── Exercise input ──
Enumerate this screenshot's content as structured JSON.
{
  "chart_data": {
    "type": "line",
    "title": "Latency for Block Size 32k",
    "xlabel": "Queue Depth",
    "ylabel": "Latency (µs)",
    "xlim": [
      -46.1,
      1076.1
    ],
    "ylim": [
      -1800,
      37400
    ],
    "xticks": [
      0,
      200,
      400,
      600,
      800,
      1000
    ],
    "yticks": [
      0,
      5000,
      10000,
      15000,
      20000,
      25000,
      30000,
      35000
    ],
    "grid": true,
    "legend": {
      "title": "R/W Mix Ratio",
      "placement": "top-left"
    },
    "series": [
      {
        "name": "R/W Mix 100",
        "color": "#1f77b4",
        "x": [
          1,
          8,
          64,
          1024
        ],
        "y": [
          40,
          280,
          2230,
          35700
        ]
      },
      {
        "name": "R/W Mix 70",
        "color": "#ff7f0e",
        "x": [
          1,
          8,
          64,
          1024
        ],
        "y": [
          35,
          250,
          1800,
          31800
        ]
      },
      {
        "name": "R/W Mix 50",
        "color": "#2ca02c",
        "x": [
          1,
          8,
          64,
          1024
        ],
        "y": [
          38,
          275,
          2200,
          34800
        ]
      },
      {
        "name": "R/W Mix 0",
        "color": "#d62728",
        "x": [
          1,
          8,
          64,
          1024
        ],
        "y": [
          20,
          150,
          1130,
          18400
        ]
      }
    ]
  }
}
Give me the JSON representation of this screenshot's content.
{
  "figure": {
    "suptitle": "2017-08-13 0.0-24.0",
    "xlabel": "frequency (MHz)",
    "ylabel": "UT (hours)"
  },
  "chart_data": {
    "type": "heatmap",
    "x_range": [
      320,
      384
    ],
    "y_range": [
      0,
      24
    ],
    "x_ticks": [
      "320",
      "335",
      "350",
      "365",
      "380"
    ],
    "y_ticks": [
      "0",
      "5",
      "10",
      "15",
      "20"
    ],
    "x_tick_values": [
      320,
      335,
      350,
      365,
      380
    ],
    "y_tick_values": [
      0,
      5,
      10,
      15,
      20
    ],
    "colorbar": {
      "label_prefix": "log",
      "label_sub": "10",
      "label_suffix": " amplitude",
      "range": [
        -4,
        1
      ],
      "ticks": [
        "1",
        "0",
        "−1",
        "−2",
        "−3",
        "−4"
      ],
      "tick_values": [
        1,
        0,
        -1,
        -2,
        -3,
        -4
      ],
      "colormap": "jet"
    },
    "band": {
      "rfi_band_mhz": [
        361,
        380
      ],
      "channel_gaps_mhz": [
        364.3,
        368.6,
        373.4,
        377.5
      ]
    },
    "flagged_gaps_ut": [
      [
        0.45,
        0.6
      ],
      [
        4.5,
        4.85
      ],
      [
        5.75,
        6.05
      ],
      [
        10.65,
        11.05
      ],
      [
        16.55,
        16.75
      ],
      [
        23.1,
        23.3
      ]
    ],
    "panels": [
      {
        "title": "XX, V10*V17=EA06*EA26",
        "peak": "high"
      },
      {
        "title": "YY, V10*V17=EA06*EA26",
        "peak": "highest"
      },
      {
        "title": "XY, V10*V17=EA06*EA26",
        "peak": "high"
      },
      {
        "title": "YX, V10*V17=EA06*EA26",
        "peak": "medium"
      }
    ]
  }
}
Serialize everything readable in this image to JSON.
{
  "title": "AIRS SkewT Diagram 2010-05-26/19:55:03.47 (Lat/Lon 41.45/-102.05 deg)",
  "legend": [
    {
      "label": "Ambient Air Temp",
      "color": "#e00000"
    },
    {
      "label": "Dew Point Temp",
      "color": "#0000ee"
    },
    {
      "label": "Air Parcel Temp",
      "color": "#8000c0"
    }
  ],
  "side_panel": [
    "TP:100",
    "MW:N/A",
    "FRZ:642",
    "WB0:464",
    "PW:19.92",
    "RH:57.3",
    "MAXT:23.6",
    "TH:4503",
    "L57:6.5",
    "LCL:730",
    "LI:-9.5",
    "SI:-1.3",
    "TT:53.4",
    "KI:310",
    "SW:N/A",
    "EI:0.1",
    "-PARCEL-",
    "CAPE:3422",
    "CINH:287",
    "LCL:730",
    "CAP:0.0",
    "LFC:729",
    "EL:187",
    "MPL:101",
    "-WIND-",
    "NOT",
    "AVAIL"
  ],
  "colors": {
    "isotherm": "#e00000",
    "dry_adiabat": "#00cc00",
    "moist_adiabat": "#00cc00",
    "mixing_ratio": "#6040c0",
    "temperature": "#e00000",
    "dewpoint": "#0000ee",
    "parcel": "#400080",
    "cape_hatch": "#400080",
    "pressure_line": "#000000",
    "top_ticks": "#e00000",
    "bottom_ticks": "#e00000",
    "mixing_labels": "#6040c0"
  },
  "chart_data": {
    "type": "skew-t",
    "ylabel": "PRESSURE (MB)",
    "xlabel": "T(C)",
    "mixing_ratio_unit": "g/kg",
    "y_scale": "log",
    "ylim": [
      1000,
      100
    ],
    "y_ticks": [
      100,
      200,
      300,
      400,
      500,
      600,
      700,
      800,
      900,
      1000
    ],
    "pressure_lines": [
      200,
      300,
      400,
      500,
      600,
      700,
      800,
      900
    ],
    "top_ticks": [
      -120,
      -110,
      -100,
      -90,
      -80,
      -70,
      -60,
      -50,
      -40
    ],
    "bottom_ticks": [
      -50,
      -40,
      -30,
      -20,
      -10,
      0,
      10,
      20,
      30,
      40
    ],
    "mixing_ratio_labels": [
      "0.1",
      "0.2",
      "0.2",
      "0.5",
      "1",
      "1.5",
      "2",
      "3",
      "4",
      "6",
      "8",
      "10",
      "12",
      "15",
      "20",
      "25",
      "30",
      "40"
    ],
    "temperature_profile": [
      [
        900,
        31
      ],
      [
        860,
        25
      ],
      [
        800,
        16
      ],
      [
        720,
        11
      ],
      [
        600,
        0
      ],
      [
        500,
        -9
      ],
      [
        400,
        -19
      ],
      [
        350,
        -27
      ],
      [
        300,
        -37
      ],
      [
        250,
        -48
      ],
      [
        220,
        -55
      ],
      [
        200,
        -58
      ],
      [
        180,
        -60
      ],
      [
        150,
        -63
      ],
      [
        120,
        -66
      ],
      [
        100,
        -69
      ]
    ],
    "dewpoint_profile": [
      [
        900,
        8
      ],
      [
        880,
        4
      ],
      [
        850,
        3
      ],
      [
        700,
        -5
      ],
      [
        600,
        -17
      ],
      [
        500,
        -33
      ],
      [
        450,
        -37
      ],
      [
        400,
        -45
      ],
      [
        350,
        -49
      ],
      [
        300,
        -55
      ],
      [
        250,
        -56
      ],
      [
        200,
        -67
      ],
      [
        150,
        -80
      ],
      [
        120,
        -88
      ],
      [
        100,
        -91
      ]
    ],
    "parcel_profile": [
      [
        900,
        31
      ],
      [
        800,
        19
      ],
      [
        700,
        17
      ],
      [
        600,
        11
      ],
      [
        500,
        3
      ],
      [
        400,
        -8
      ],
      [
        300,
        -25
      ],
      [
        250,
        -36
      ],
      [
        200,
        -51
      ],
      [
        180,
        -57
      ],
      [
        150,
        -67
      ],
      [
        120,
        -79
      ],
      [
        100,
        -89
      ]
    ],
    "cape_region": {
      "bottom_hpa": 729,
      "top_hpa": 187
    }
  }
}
───
Work to complete: Copy out every line of the listing that includes the string "name".

Task solution:
        "name": "R/W Mix 100",
        "name": "R/W Mix 70",
        "name": "R/W Mix 50",
        "name": "R/W Mix 0",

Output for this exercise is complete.